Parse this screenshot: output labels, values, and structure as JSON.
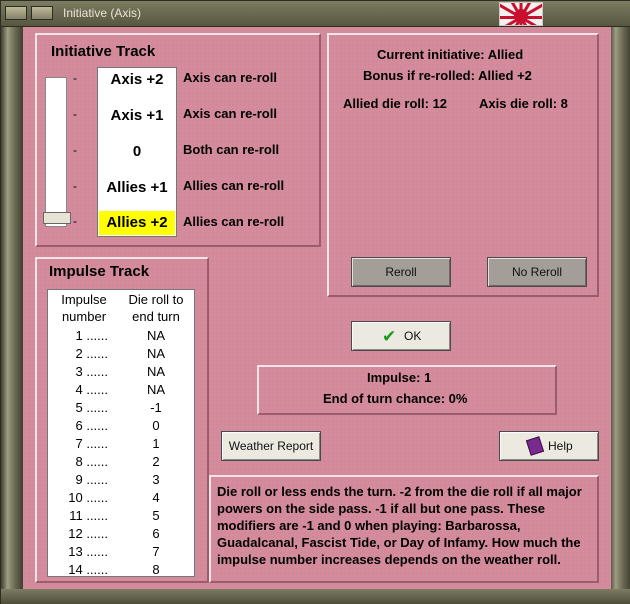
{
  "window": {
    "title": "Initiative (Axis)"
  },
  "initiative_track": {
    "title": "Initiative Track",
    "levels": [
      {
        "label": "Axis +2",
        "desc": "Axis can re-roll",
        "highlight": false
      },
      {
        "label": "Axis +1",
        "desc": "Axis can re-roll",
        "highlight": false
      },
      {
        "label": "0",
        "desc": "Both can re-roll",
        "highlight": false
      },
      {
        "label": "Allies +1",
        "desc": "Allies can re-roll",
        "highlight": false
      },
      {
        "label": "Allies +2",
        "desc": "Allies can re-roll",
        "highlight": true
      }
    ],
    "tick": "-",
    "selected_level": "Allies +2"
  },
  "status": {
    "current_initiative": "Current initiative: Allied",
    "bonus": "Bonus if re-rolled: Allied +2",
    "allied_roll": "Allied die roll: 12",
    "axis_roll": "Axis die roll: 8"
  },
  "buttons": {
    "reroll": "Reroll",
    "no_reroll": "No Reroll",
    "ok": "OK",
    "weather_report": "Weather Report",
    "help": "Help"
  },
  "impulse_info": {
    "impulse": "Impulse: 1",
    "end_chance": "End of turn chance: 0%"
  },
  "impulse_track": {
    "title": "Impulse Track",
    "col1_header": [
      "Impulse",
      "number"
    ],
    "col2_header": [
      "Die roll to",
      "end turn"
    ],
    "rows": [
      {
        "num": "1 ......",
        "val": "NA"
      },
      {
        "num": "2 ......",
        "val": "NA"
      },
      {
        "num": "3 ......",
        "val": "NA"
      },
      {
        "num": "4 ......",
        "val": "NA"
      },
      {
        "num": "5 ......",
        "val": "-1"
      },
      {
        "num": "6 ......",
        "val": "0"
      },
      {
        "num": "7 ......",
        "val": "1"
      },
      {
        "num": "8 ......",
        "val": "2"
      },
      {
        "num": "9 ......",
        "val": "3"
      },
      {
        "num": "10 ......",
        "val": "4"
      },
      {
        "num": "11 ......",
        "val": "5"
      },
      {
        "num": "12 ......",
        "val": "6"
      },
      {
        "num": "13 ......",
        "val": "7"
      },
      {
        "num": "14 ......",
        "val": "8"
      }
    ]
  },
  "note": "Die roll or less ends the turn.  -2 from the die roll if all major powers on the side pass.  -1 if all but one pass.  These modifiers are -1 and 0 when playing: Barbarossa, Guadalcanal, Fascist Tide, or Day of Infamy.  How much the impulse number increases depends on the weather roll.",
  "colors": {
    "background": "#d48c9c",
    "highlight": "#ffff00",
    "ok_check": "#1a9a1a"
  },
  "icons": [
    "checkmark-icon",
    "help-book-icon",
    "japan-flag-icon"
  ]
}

────

### SET EXERCISE:
Strip the images and reproduce the remaining records precisely.

### FINAL RESULT:
Parse this screenshot: output labels, values, and structure as JSON.
{
  "window": {
    "title": "Initiative (Axis)"
  },
  "initiative_track": {
    "title": "Initiative Track",
    "levels": [
      {
        "label": "Axis +2",
        "desc": "Axis can re-roll",
        "highlight": false
      },
      {
        "label": "Axis +1",
        "desc": "Axis can re-roll",
        "highlight": false
      },
      {
        "label": "0",
        "desc": "Both can re-roll",
        "highlight": false
      },
      {
        "label": "Allies +1",
        "desc": "Allies can re-roll",
        "highlight": false
      },
      {
        "label": "Allies +2",
        "desc": "Allies can re-roll",
        "highlight": true
      }
    ],
    "tick": "-",
    "selected_level": "Allies +2"
  },
  "status": {
    "current_initiative": "Current initiative: Allied",
    "bonus": "Bonus if re-rolled: Allied +2",
    "allied_roll": "Allied die roll: 12",
    "axis_roll": "Axis die roll: 8"
  },
  "buttons": {
    "reroll": "Reroll",
    "no_reroll": "No Reroll",
    "ok": "OK",
    "weather_report": "Weather Report",
    "help": "Help"
  },
  "impulse_info": {
    "impulse": "Impulse: 1",
    "end_chance": "End of turn chance: 0%"
  },
  "impulse_track": {
    "title": "Impulse Track",
    "col1_header": [
      "Impulse",
      "number"
    ],
    "col2_header": [
      "Die roll to",
      "end turn"
    ],
    "rows": [
      {
        "num": "1 ......",
        "val": "NA"
      },
      {
        "num": "2 ......",
        "val": "NA"
      },
      {
        "num": "3 ......",
        "val": "NA"
      },
      {
        "num": "4 ......",
        "val": "NA"
      },
      {
        "num": "5 ......",
        "val": "-1"
      },
      {
        "num": "6 ......",
        "val": "0"
      },
      {
        "num": "7 ......",
        "val": "1"
      },
      {
        "num": "8 ......",
        "val": "2"
      },
      {
        "num": "9 ......",
        "val": "3"
      },
      {
        "num": "10 ......",
        "val": "4"
      },
      {
        "num": "11 ......",
        "val": "5"
      },
      {
        "num": "12 ......",
        "val": "6"
      },
      {
        "num": "13 ......",
        "val": "7"
      },
      {
        "num": "14 ......",
        "val": "8"
      }
    ]
  },
  "note": "Die roll or less ends the turn.  -2 from the die roll if all major powers on the side pass.  -1 if all but one pass.  These modifiers are -1 and 0 when playing: Barbarossa, Guadalcanal, Fascist Tide, or Day of Infamy.  How much the impulse number increases depends on the weather roll.",
  "colors": {
    "background": "#d48c9c",
    "highlight": "#ffff00",
    "ok_check": "#1a9a1a"
  },
  "icons": [
    "checkmark-icon",
    "help-book-icon",
    "japan-flag-icon"
  ]
}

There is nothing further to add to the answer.